- [WHAT THE TASK ASKS]: Rewrite every item below, changing "Add to cart" to "Add to basket" and leaving everything else as it is. Leave out the pictures.

(Page element annotations)
>>>>
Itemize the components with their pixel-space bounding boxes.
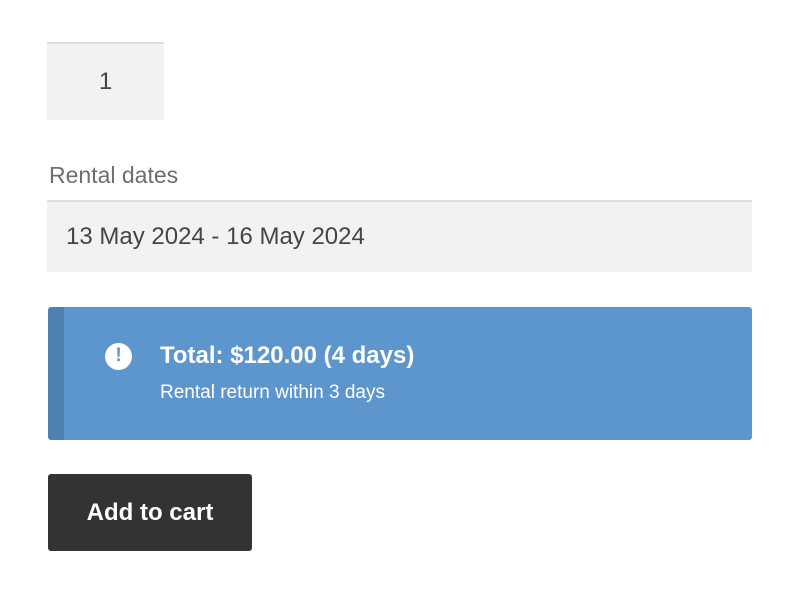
quantity-input[interactable] — [47, 42, 164, 120]
notice-text-block: Total: $120.00 (4 days) Rental return wi… — [160, 339, 414, 405]
info-exclamation-icon: ! — [105, 343, 132, 370]
add-to-cart-button[interactable]: Add to cart — [48, 474, 252, 551]
rental-dates-label: Rental dates — [49, 162, 179, 188]
rental-total-notice: ! Total: $120.00 (4 days) Rental return … — [48, 307, 752, 440]
rental-return-text: Rental return within 3 days — [160, 382, 385, 403]
rental-dates-input[interactable] — [47, 200, 752, 272]
exclamation-glyph: ! — [115, 345, 122, 366]
rental-total-text: Total: $120.00 (4 days) — [160, 342, 415, 369]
<<<<
- [ANSWER FOR THIS EXERCISE]:
Itemize the components with their pixel-space bounding boxes.
quantity-input[interactable] — [47, 42, 164, 120]
notice-text-block: Total: $120.00 (4 days) Rental return wi… — [160, 339, 414, 405]
info-exclamation-icon: ! — [105, 343, 132, 370]
add-to-cart-button[interactable]: Add to basket — [48, 474, 252, 551]
rental-dates-label: Rental dates — [49, 162, 179, 188]
rental-total-notice: ! Total: $120.00 (4 days) Rental return … — [48, 307, 752, 440]
rental-return-text: Rental return within 3 days — [160, 382, 385, 403]
rental-dates-input[interactable] — [47, 200, 752, 272]
exclamation-glyph: ! — [115, 345, 122, 366]
rental-total-text: Total: $120.00 (4 days) — [160, 342, 415, 369]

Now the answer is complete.